- THE PROBLEM:
Give a verbatim quotation of every record.

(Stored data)
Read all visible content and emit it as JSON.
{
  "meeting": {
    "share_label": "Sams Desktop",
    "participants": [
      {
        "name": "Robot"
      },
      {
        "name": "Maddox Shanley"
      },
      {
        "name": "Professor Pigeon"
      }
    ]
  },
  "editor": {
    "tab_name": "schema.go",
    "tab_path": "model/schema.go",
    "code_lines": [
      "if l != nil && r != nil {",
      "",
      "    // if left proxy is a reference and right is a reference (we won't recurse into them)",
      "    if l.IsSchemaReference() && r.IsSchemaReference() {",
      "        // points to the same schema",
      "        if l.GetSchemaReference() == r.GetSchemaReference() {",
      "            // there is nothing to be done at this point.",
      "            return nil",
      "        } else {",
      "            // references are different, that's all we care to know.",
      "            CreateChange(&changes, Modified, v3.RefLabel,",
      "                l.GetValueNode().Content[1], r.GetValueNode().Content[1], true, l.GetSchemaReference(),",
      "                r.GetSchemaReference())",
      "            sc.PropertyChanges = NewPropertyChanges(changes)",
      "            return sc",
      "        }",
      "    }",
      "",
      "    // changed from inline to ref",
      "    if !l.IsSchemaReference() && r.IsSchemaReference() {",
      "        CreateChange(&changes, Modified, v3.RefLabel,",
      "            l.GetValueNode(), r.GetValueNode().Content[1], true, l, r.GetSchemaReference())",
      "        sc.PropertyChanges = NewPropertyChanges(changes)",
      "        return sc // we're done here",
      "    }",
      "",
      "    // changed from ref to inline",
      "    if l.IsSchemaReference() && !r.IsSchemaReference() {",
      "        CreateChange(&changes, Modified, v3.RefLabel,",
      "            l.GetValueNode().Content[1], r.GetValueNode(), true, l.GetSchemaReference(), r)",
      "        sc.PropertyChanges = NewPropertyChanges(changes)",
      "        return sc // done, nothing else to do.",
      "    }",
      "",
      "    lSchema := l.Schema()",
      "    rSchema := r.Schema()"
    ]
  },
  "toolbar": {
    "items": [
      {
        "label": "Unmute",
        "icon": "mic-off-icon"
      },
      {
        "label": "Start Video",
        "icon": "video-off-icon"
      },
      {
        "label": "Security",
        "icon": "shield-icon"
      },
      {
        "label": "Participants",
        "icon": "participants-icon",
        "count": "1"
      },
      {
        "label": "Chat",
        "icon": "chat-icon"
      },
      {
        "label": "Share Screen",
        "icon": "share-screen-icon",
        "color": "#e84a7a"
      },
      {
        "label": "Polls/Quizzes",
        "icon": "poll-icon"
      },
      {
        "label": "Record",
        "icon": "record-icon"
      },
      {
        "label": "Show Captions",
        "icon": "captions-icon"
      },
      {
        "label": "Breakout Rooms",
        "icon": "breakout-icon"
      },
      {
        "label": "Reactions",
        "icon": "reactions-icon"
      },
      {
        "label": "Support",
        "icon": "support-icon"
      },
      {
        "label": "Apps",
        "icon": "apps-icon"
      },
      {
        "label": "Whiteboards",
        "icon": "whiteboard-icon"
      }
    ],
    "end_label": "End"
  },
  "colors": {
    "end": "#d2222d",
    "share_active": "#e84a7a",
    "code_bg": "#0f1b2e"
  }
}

- SOLUTION TO THE EXERCISE:
Read all visible content and emit it as JSON.
{
  "meeting": {
    "share_label": "Sams Desktop",
    "participants": [
      {
        "name": "Robot"
      },
      {
        "name": "Maddox Shanley"
      },
      {
        "name": "Professor Pigeon"
      }
    ]
  },
  "editor": {
    "tab_name": "schema.go",
    "tab_path": "model/schema.go",
    "code_lines": [
      "if l != nil && r != nil {",
      "",
      "    // if left proxy is a reference and right is a reference (we won't recurse into them)",
      "    if l.IsSchemaReference() && r.IsSchemaReference() {",
      "        // points to the same schema",
      "        if l.GetSchemaReference() == r.GetSchemaReference() {",
      "            // there is nothing to be done at this point.",
      "            return nil",
      "        } else {",
      "            // references are different, that's all we care to know.",
      "            CreateChange(&changes, Modified, v3.RefLabel,",
      "                l.GetValueNode().Content[1], r.GetValueNode().Content[1], true, l.GetSchemaReference(),",
      "                r.GetSchemaReference())",
      "            sc.PropertyChanges = NewPropertyChanges(changes)",
      "            return sc",
      "        }",
      "    }",
      "",
      "    // changed from inline to ref",
      "    if !l.IsSchemaReference() && r.IsSchemaReference() {",
      "        CreateChange(&changes, Modified, v3.RefLabel,",
      "            l.GetValueNode(), r.GetValueNode().Content[1], true, l, r.GetSchemaReference())",
      "        sc.PropertyChanges = NewPropertyChanges(changes)",
      "        return sc // we're done here",
      "    }",
      "",
      "    // changed from ref to inline",
      "    if l.IsSchemaReference() && !r.IsSchemaReference() {",
      "        CreateChange(&changes, Modified, v3.RefLabel,",
      "            l.GetValueNode().Content[1], r.GetValueNode(), true, l.GetSchemaReference(), r)",
      "        sc.PropertyChanges = NewPropertyChanges(changes)",
      "        return sc // done, nothing else to do.",
      "    }",
      "",
      "    lSchema := l.Schema()",
      "    rSchema := r.Schema()"
    ]
  },
  "toolbar": {
    "items": [
      {
        "label": "Unmute",
        "icon": "mic-off-icon"
      },
      {
        "label": "Start Video",
        "icon": "video-off-icon"
      },
      {
        "label": "Security",
        "icon": "shield-icon"
      },
      {
        "label": "Participants",
        "icon": "participants-icon",
        "count": "1"
      },
      {
        "label": "Chat",
        "icon": "chat-icon"
      },
      {
        "label": "Share Screen",
        "icon": "share-screen-icon",
        "color": "#e84a7a"
      },
      {
        "label": "Polls/Quizzes",
        "icon": "poll-icon"
      },
      {
        "label": "Record",
        "icon": "record-icon"
      },
      {
        "label": "Show Captions",
        "icon": "captions-icon"
      },
      {
        "label": "Breakout Rooms",
        "icon": "breakout-icon"
      },
      {
        "label": "Reactions",
        "icon": "reactions-icon"
      },
      {
        "label": "Support",
        "icon": "support-icon"
      },
      {
        "label": "Apps",
        "icon": "apps-icon"
      },
      {
        "label": "Whiteboards",
        "icon": "whiteboard-icon"
      }
    ],
    "end_label": "End"
  },
  "colors": {
    "end": "#d2222d",
    "share_active": "#e84a7a",
    "code_bg": "#0f1b2e"
  }
}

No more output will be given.